* _PROBLEM TO WORK ON_
Isolate every line in the records below with "Litter" in it.

>> start

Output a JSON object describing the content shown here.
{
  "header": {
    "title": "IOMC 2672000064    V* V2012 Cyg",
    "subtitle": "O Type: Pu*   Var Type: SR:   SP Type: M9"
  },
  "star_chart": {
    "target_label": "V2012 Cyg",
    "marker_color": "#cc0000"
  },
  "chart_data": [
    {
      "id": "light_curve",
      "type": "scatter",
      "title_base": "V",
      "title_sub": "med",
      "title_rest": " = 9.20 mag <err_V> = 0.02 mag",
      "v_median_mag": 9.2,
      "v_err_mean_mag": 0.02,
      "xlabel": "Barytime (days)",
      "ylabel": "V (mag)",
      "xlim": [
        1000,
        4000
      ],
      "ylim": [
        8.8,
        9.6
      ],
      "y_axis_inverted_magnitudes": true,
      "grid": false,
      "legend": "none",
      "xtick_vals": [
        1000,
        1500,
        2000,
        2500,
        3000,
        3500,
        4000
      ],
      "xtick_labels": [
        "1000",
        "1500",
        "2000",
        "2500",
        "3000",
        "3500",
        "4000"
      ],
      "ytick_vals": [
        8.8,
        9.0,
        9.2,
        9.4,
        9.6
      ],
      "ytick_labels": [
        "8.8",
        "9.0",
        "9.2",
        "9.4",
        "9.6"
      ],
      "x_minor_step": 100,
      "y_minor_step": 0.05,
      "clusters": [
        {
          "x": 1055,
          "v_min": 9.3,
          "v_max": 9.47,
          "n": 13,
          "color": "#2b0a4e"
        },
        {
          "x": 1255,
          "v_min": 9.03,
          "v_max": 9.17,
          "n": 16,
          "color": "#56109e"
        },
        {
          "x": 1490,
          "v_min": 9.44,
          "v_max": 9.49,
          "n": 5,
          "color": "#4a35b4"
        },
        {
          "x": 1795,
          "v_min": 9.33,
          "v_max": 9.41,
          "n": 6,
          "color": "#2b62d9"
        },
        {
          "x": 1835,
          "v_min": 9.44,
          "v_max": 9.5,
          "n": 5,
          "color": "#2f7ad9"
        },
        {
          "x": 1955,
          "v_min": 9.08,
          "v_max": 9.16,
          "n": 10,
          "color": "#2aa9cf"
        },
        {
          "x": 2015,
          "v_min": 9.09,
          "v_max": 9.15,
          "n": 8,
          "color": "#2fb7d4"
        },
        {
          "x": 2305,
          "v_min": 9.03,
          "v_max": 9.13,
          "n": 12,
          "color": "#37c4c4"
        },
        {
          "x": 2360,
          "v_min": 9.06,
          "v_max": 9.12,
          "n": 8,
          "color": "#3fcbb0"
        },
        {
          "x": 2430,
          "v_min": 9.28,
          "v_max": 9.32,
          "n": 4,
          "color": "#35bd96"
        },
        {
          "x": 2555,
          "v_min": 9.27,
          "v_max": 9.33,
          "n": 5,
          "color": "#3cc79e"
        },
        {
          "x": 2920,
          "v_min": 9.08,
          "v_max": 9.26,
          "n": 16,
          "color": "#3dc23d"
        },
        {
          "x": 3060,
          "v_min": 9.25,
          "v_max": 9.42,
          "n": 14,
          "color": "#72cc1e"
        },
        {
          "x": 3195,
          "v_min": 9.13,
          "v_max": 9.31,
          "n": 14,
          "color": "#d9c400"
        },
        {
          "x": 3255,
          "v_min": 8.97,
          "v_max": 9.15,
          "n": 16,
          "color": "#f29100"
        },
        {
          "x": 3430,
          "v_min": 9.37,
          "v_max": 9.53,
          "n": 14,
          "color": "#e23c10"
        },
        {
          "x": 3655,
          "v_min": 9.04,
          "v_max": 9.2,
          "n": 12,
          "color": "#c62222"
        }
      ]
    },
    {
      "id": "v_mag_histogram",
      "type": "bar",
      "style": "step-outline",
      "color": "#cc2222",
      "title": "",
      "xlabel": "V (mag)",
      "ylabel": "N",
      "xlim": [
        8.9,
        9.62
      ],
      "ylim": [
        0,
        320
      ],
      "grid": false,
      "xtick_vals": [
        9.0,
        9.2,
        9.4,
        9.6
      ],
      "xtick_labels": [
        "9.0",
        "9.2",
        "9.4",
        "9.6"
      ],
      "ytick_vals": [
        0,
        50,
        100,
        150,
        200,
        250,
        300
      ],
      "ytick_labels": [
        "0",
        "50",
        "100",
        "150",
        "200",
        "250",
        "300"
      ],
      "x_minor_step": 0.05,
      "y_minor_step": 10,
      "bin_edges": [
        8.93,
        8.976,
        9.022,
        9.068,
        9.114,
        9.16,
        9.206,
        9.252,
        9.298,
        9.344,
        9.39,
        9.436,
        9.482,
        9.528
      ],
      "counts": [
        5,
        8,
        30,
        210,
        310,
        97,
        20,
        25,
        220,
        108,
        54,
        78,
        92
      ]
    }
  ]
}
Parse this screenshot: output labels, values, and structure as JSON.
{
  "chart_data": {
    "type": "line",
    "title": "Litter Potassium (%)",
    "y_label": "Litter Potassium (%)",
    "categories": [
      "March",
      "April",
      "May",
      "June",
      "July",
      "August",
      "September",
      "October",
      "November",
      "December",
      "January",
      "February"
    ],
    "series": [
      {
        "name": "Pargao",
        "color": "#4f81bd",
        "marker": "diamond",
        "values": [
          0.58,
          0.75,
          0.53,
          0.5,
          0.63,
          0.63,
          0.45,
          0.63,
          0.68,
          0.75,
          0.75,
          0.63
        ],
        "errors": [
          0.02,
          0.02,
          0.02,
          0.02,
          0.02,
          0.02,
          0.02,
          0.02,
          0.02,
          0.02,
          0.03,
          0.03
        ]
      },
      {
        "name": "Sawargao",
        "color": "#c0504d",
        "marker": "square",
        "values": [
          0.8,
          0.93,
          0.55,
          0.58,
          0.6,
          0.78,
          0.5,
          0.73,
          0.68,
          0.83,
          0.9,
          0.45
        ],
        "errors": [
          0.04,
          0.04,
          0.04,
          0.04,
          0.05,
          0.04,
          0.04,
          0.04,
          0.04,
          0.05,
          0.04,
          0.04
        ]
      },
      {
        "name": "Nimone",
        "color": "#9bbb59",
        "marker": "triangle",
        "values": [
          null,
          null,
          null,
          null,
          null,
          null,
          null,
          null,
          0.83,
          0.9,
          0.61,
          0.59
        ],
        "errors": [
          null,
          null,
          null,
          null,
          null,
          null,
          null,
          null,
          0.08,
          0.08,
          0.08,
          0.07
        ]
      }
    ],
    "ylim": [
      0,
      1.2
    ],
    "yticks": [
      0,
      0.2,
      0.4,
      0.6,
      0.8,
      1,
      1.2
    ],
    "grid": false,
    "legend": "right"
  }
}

>> end

* _RESPONSE TO THE EXERCISE_
    "title": "Litter Potassium (%)",
    "y_label": "Litter Potassium (%)",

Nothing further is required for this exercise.